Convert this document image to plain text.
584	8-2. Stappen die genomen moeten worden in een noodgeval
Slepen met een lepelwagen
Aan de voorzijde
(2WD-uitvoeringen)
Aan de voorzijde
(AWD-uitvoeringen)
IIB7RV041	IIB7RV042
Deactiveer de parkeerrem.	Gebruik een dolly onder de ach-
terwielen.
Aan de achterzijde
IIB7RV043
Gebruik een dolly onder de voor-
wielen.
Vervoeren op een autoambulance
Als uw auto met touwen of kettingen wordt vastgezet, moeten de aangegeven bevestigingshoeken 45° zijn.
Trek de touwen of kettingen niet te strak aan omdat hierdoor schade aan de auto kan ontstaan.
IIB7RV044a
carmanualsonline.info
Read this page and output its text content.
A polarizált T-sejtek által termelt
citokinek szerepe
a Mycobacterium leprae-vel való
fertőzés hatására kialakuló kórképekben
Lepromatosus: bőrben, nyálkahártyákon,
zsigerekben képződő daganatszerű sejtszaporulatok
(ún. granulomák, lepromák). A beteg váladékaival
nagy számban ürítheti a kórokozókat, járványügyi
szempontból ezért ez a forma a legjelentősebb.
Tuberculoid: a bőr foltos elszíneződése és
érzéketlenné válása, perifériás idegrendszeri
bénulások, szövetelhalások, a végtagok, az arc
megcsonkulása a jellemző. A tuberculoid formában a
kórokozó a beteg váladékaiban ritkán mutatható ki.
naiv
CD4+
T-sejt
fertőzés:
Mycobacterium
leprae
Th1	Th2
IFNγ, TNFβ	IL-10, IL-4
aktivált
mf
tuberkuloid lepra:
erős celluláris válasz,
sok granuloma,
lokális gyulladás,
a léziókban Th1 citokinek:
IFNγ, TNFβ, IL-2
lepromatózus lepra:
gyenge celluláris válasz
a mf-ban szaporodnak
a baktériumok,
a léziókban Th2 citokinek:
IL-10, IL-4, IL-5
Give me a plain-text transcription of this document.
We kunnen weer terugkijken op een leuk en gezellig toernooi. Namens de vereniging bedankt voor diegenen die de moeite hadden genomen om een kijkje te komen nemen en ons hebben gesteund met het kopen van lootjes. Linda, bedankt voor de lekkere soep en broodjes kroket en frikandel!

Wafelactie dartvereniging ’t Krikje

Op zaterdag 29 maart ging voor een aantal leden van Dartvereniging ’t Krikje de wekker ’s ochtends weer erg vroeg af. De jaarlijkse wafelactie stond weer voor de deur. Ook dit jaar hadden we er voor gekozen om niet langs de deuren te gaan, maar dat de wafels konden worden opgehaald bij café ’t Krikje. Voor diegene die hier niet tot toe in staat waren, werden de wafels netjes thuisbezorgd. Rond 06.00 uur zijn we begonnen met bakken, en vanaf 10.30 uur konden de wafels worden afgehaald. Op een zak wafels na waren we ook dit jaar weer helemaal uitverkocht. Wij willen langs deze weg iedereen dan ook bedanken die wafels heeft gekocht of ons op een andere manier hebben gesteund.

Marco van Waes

[Prompt]: Reproduce all of the listing, exactly as given.

[Expected answer]:
Convert this document image to plain text.
584	8-2. Stappen die genomen moeten worden in een noodgeval
Slepen met een lepelwagen
Aan de voorzijde
(2WD-uitvoeringen)
Aan de voorzijde
(AWD-uitvoeringen)
IIB7RV041	IIB7RV042
Deactiveer de parkeerrem.	Gebruik een dolly onder de ach-
terwielen.
Aan de achterzijde
IIB7RV043
Gebruik een dolly onder de voor-
wielen.
Vervoeren op een autoambulance
Als uw auto met touwen of kettingen wordt vastgezet, moeten de aangegeven bevestigingshoeken 45° zijn.
Trek de touwen of kettingen niet te strak aan omdat hierdoor schade aan de auto kan ontstaan.
IIB7RV044a
carmanualsonline.info
Read this page and output its text content.
A polarizált T-sejtek által termelt
citokinek szerepe
a Mycobacterium leprae-vel való
fertőzés hatására kialakuló kórképekben
Lepromatosus: bőrben, nyálkahártyákon,
zsigerekben képződő daganatszerű sejtszaporulatok
(ún. granulomák, lepromák). A beteg váladékaival
nagy számban ürítheti a kórokozókat, járványügyi
szempontból ezért ez a forma a legjelentősebb.
Tuberculoid: a bőr foltos elszíneződése és
érzéketlenné válása, perifériás idegrendszeri
bénulások, szövetelhalások, a végtagok, az arc
megcsonkulása a jellemző. A tuberculoid formában a
kórokozó a beteg váladékaiban ritkán mutatható ki.
naiv
CD4+
T-sejt
fertőzés:
Mycobacterium
leprae
Th1	Th2
IFNγ, TNFβ	IL-10, IL-4
aktivált
mf
tuberkuloid lepra:
erős celluláris válasz,
sok granuloma,
lokális gyulladás,
a léziókban Th1 citokinek:
IFNγ, TNFβ, IL-2
lepromatózus lepra:
gyenge celluláris válasz
a mf-ban szaporodnak
a baktériumok,
a léziókban Th2 citokinek:
IL-10, IL-4, IL-5
Give me a plain-text transcription of this document.
We kunnen weer terugkijken op een leuk en gezellig toernooi. Namens de vereniging bedankt voor diegenen die de moeite hadden genomen om een kijkje te komen nemen en ons hebben gesteund met het kopen van lootjes. Linda, bedankt voor de lekkere soep en broodjes kroket en frikandel!

Wafelactie dartvereniging ’t Krikje

Op zaterdag 29 maart ging voor een aantal leden van Dartvereniging ’t Krikje de wekker ’s ochtends weer erg vroeg af. De jaarlijkse wafelactie stond weer voor de deur. Ook dit jaar hadden we er voor gekozen om niet langs de deuren te gaan, maar dat de wafels konden worden opgehaald bij café ’t Krikje. Voor diegene die hier niet tot toe in staat waren, werden de wafels netjes thuisbezorgd. Rond 06.00 uur zijn we begonnen met bakken, en vanaf 10.30 uur konden de wafels worden afgehaald. Op een zak wafels na waren we ook dit jaar weer helemaal uitverkocht. Wij willen langs deze weg iedereen dan ook bedanken die wafels heeft gekocht of ons op een andere manier hebben gesteund.

Marco van Waes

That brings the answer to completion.